# To do
Your answer should be a single number: the count of lines containing "relative".
[begin Supplied data]
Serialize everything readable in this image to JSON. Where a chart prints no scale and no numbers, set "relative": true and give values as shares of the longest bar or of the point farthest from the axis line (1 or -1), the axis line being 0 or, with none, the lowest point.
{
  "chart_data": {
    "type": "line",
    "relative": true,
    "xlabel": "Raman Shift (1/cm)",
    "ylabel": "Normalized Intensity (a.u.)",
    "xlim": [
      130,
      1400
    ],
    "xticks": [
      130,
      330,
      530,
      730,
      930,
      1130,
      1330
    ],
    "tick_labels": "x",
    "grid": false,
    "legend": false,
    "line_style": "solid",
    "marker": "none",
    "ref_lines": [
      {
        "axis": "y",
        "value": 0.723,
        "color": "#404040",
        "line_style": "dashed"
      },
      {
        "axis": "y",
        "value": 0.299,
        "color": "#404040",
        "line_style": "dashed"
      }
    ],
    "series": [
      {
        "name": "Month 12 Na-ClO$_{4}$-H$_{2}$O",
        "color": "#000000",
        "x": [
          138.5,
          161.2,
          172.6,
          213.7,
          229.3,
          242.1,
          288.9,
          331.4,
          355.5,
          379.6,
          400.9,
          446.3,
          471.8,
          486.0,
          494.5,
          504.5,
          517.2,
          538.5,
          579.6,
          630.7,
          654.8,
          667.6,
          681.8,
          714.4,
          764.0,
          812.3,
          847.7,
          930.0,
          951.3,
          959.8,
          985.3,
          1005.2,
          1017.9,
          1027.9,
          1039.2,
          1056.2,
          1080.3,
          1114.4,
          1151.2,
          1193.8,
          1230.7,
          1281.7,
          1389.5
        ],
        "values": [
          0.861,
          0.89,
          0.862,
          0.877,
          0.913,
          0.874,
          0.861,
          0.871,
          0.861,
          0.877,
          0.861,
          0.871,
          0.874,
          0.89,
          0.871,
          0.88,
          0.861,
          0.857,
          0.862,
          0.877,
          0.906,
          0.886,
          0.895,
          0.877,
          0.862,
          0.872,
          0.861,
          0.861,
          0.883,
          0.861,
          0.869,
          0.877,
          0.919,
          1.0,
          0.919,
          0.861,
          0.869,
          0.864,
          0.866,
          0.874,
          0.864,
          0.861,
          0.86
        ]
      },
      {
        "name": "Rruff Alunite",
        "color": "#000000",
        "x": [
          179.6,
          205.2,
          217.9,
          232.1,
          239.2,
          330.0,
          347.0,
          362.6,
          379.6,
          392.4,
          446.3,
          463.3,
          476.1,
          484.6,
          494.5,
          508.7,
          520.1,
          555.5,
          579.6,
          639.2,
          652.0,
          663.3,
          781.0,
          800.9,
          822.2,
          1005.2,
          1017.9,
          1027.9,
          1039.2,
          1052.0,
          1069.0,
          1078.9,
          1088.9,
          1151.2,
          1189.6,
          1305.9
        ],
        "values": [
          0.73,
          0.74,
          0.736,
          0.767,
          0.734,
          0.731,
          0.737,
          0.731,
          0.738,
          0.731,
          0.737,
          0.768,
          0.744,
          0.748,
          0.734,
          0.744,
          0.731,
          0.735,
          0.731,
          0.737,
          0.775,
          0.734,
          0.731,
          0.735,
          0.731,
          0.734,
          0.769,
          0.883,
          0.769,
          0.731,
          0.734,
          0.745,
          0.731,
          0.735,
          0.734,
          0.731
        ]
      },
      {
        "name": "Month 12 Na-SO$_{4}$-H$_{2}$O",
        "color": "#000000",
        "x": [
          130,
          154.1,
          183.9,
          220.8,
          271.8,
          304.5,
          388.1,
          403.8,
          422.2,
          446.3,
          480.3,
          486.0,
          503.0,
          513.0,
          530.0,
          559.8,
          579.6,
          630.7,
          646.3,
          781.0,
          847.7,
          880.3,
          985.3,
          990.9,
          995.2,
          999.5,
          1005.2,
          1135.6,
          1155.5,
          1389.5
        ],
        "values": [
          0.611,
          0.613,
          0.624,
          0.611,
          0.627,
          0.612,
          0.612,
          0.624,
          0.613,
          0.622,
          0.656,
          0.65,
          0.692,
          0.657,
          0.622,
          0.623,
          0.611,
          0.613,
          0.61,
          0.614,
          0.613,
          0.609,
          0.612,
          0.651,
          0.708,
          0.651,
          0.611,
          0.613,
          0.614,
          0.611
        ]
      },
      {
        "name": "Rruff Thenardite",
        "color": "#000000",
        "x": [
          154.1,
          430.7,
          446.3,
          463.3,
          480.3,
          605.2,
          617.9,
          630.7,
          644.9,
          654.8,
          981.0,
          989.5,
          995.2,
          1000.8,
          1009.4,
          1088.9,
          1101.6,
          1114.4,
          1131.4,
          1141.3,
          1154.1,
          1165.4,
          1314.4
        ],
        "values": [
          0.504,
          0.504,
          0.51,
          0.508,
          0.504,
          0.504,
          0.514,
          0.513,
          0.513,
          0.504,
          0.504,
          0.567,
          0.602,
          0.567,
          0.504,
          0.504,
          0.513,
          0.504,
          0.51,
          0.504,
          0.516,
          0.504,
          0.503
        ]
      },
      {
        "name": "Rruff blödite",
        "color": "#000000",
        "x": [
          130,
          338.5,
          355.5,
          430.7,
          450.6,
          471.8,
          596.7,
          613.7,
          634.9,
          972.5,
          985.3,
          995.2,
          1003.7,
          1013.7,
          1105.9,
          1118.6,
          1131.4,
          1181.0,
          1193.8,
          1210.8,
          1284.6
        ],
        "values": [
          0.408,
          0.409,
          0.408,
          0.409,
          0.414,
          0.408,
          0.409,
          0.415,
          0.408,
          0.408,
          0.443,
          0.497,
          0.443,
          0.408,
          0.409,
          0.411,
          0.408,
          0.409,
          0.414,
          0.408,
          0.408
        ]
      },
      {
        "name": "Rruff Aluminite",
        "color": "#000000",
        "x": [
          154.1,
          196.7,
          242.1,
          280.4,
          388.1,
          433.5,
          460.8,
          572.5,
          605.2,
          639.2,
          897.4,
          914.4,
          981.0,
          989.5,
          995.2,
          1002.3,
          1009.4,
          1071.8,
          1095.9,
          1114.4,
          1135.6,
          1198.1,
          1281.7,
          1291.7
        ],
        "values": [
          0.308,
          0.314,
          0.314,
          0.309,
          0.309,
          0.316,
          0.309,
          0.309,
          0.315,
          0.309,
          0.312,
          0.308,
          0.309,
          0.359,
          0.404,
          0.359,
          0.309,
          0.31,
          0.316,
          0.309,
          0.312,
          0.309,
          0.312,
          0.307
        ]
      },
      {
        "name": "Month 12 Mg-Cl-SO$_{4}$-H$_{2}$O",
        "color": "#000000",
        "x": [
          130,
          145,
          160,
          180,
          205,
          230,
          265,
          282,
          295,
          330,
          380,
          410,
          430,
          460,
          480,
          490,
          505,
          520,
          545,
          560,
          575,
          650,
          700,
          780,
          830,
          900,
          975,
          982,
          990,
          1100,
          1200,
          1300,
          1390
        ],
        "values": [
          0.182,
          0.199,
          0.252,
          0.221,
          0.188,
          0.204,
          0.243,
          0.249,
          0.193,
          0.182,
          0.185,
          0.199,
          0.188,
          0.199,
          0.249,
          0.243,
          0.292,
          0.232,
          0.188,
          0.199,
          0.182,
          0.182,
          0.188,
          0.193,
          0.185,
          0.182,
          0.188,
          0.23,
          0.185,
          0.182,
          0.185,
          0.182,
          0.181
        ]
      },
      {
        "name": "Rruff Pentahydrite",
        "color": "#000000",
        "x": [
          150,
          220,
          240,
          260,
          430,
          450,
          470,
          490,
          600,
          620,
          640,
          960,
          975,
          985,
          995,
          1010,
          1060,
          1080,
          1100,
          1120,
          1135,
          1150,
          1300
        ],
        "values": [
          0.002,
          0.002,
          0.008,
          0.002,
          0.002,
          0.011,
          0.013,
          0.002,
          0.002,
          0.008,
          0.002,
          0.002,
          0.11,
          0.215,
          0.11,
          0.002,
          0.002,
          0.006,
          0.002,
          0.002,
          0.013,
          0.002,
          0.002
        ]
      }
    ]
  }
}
[end Supplied data]
# Written response
2